STATED TASK: Render the lines of every item below as a JSON list of strings, one string per line, with blank lines and the pictures left out.
Begin INPUT MATERIAL
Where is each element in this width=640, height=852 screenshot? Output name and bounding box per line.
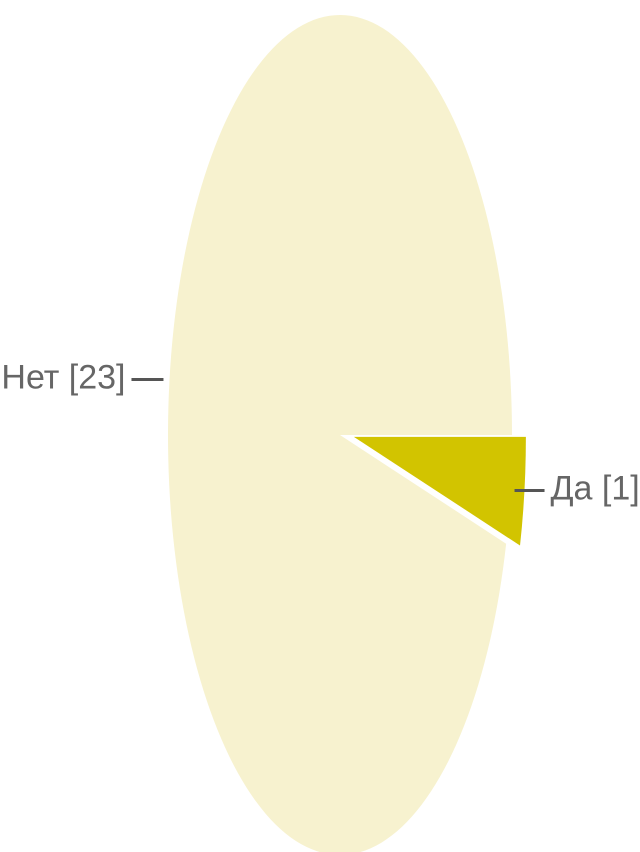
slice-label: Нет [23]	[1, 359, 125, 397]
slice-label: Да [1]	[551, 469, 640, 507]
pie-slice	[168, 15, 512, 852]
pie-slice	[353, 436, 526, 546]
End INPUT MATERIAL
COMPLETE RESPONSE:
[
  "Where is each element in this width=640, height=852 screenshot? Output name and bounding box per line.",
  "slice-label: Нет [23]\t[1, 359, 125, 397]",
  "slice-label: Да [1]\t[551, 469, 640, 507]",
  "pie-slice\t[168, 15, 512, 852]",
  "pie-slice\t[353, 436, 526, 546]"
]